BEGIN

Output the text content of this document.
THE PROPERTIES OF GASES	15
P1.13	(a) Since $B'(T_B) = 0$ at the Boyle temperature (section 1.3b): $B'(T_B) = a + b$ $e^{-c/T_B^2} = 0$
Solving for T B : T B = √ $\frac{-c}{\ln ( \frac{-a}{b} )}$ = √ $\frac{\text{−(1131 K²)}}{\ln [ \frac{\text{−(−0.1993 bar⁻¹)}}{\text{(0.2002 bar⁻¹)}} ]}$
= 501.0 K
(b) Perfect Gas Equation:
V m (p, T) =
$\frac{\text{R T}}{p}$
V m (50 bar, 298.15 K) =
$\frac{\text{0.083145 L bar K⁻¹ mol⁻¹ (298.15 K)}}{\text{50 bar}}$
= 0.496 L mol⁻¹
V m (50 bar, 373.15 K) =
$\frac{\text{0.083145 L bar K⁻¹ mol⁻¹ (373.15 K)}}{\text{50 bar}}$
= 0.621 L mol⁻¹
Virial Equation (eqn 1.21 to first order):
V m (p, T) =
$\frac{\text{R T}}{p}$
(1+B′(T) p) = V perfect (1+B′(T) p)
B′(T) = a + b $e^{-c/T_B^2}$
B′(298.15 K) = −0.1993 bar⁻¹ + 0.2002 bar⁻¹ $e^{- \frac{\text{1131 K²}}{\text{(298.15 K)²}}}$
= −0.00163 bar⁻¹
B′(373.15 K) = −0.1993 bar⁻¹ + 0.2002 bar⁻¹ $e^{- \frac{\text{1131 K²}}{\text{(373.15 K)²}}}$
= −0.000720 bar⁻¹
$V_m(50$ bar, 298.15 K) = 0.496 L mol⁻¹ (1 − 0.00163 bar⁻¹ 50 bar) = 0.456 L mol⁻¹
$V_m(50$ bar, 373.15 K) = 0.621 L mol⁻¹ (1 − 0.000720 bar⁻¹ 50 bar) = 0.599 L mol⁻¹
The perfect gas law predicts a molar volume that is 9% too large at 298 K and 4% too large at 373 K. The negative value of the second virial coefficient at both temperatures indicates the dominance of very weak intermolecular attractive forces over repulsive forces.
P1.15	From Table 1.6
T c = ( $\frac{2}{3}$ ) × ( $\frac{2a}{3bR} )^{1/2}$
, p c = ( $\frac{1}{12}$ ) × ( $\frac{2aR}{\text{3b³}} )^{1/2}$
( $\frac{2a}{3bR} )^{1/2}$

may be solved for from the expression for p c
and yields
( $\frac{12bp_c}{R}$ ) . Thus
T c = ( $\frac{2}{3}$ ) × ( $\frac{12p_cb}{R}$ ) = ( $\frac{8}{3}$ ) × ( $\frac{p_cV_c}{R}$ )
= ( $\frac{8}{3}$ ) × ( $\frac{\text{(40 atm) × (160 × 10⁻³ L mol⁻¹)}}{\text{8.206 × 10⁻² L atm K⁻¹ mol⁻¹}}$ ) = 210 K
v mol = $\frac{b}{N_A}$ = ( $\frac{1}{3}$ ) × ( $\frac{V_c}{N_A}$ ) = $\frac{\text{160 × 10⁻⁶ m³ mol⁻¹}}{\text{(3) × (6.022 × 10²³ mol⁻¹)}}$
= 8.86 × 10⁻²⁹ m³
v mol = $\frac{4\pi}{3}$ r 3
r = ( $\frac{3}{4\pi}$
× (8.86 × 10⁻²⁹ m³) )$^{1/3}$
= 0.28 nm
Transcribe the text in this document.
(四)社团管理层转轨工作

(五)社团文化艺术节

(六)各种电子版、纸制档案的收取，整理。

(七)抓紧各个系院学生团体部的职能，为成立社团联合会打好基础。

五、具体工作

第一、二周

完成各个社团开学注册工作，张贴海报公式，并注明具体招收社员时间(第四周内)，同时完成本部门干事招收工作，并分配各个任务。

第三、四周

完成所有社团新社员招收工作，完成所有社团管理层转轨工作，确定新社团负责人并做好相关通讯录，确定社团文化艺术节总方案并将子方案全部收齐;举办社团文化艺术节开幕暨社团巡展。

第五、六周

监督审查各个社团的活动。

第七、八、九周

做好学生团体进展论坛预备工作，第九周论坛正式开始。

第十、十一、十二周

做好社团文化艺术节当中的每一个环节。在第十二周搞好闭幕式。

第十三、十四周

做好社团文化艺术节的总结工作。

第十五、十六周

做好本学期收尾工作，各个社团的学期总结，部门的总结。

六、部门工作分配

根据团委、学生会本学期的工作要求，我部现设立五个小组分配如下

END

» **Task details**
Extract all lines containing the word "document".

» **Exercise solution**
Output the text content of this document.
Transcribe the text in this document.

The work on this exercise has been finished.